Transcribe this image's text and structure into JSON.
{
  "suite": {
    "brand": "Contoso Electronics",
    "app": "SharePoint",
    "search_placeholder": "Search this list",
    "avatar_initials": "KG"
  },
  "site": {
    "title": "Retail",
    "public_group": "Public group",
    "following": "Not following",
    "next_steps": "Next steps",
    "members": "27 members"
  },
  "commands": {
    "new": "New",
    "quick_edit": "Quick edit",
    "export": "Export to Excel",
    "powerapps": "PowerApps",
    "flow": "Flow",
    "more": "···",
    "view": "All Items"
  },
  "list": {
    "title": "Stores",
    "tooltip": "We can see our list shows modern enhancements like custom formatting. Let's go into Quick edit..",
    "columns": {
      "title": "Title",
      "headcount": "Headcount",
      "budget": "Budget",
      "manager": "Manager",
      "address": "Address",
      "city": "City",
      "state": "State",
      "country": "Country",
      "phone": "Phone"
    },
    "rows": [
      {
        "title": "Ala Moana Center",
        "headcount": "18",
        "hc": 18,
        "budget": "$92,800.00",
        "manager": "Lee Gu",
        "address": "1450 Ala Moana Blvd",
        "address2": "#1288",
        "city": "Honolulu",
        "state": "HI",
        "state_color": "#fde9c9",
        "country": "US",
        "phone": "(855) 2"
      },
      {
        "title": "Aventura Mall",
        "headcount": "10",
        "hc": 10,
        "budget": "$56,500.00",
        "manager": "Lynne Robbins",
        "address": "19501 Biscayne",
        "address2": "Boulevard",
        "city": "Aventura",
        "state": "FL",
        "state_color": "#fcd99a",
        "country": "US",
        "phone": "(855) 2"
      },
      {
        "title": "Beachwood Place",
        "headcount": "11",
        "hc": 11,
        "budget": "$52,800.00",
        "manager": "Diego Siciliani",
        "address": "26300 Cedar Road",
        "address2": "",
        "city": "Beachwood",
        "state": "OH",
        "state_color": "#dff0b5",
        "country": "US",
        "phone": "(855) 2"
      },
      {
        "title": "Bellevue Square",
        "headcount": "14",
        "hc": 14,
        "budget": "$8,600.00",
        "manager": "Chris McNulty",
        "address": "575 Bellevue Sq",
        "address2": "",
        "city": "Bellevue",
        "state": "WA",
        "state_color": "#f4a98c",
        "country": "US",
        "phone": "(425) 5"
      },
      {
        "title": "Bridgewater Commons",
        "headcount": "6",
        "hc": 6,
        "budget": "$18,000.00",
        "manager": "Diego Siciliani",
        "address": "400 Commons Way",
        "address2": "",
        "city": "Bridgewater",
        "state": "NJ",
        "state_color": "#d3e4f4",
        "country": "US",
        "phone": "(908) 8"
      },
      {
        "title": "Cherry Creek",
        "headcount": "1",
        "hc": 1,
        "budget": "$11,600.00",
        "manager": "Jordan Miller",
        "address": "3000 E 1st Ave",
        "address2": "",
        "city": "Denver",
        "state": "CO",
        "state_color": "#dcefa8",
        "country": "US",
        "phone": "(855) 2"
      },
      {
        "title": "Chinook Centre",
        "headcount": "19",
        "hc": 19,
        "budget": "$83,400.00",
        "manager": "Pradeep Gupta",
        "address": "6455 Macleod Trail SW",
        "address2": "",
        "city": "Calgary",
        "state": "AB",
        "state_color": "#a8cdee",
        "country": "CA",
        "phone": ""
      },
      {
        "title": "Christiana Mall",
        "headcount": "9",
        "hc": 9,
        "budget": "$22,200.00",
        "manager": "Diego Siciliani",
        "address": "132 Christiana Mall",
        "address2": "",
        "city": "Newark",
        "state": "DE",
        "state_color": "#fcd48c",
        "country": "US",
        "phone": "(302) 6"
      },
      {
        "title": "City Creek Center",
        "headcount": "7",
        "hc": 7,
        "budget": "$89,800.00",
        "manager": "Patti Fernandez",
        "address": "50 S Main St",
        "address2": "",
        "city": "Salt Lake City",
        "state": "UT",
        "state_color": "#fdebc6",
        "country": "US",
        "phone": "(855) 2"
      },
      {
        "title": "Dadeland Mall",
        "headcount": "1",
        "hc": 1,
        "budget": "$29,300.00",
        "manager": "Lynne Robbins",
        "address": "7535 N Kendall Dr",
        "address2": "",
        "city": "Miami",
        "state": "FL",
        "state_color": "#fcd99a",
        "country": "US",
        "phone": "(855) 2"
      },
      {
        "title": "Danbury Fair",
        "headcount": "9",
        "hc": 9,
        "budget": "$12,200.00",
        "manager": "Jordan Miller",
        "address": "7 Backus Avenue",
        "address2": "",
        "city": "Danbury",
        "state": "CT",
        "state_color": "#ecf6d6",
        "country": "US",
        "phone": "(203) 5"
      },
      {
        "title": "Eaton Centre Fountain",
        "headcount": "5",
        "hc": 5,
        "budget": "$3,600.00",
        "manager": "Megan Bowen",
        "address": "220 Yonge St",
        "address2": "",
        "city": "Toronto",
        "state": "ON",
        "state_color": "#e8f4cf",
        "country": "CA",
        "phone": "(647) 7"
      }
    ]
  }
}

• [Your task]: Take the listing above and set it down exactly.

• [Response to this task]:
Transcribe this image's text and structure into JSON.
{
  "suite": {
    "brand": "Contoso Electronics",
    "app": "SharePoint",
    "search_placeholder": "Search this list",
    "avatar_initials": "KG"
  },
  "site": {
    "title": "Retail",
    "public_group": "Public group",
    "following": "Not following",
    "next_steps": "Next steps",
    "members": "27 members"
  },
  "commands": {
    "new": "New",
    "quick_edit": "Quick edit",
    "export": "Export to Excel",
    "powerapps": "PowerApps",
    "flow": "Flow",
    "more": "···",
    "view": "All Items"
  },
  "list": {
    "title": "Stores",
    "tooltip": "We can see our list shows modern enhancements like custom formatting. Let's go into Quick edit..",
    "columns": {
      "title": "Title",
      "headcount": "Headcount",
      "budget": "Budget",
      "manager": "Manager",
      "address": "Address",
      "city": "City",
      "state": "State",
      "country": "Country",
      "phone": "Phone"
    },
    "rows": [
      {
        "title": "Ala Moana Center",
        "headcount": "18",
        "hc": 18,
        "budget": "$92,800.00",
        "manager": "Lee Gu",
        "address": "1450 Ala Moana Blvd",
        "address2": "#1288",
        "city": "Honolulu",
        "state": "HI",
        "state_color": "#fde9c9",
        "country": "US",
        "phone": "(855) 2"
      },
      {
        "title": "Aventura Mall",
        "headcount": "10",
        "hc": 10,
        "budget": "$56,500.00",
        "manager": "Lynne Robbins",
        "address": "19501 Biscayne",
        "address2": "Boulevard",
        "city": "Aventura",
        "state": "FL",
        "state_color": "#fcd99a",
        "country": "US",
        "phone": "(855) 2"
      },
      {
        "title": "Beachwood Place",
        "headcount": "11",
        "hc": 11,
        "budget": "$52,800.00",
        "manager": "Diego Siciliani",
        "address": "26300 Cedar Road",
        "address2": "",
        "city": "Beachwood",
        "state": "OH",
        "state_color": "#dff0b5",
        "country": "US",
        "phone": "(855) 2"
      },
      {
        "title": "Bellevue Square",
        "headcount": "14",
        "hc": 14,
        "budget": "$8,600.00",
        "manager": "Chris McNulty",
        "address": "575 Bellevue Sq",
        "address2": "",
        "city": "Bellevue",
        "state": "WA",
        "state_color": "#f4a98c",
        "country": "US",
        "phone": "(425) 5"
      },
      {
        "title": "Bridgewater Commons",
        "headcount": "6",
        "hc": 6,
        "budget": "$18,000.00",
        "manager": "Diego Siciliani",
        "address": "400 Commons Way",
        "address2": "",
        "city": "Bridgewater",
        "state": "NJ",
        "state_color": "#d3e4f4",
        "country": "US",
        "phone": "(908) 8"
      },
      {
        "title": "Cherry Creek",
        "headcount": "1",
        "hc": 1,
        "budget": "$11,600.00",
        "manager": "Jordan Miller",
        "address": "3000 E 1st Ave",
        "address2": "",
        "city": "Denver",
        "state": "CO",
        "state_color": "#dcefa8",
        "country": "US",
        "phone": "(855) 2"
      },
      {
        "title": "Chinook Centre",
        "headcount": "19",
        "hc": 19,
        "budget": "$83,400.00",
        "manager": "Pradeep Gupta",
        "address": "6455 Macleod Trail SW",
        "address2": "",
        "city": "Calgary",
        "state": "AB",
        "state_color": "#a8cdee",
        "country": "CA",
        "phone": ""
      },
      {
        "title": "Christiana Mall",
        "headcount": "9",
        "hc": 9,
        "budget": "$22,200.00",
        "manager": "Diego Siciliani",
        "address": "132 Christiana Mall",
        "address2": "",
        "city": "Newark",
        "state": "DE",
        "state_color": "#fcd48c",
        "country": "US",
        "phone": "(302) 6"
      },
      {
        "title": "City Creek Center",
        "headcount": "7",
        "hc": 7,
        "budget": "$89,800.00",
        "manager": "Patti Fernandez",
        "address": "50 S Main St",
        "address2": "",
        "city": "Salt Lake City",
        "state": "UT",
        "state_color": "#fdebc6",
        "country": "US",
        "phone": "(855) 2"
      },
      {
        "title": "Dadeland Mall",
        "headcount": "1",
        "hc": 1,
        "budget": "$29,300.00",
        "manager": "Lynne Robbins",
        "address": "7535 N Kendall Dr",
        "address2": "",
        "city": "Miami",
        "state": "FL",
        "state_color": "#fcd99a",
        "country": "US",
        "phone": "(855) 2"
      },
      {
        "title": "Danbury Fair",
        "headcount": "9",
        "hc": 9,
        "budget": "$12,200.00",
        "manager": "Jordan Miller",
        "address": "7 Backus Avenue",
        "address2": "",
        "city": "Danbury",
        "state": "CT",
        "state_color": "#ecf6d6",
        "country": "US",
        "phone": "(203) 5"
      },
      {
        "title": "Eaton Centre Fountain",
        "headcount": "5",
        "hc": 5,
        "budget": "$3,600.00",
        "manager": "Megan Bowen",
        "address": "220 Yonge St",
        "address2": "",
        "city": "Toronto",
        "state": "ON",
        "state_color": "#e8f4cf",
        "country": "CA",
        "phone": "(647) 7"
      }
    ]
  }
}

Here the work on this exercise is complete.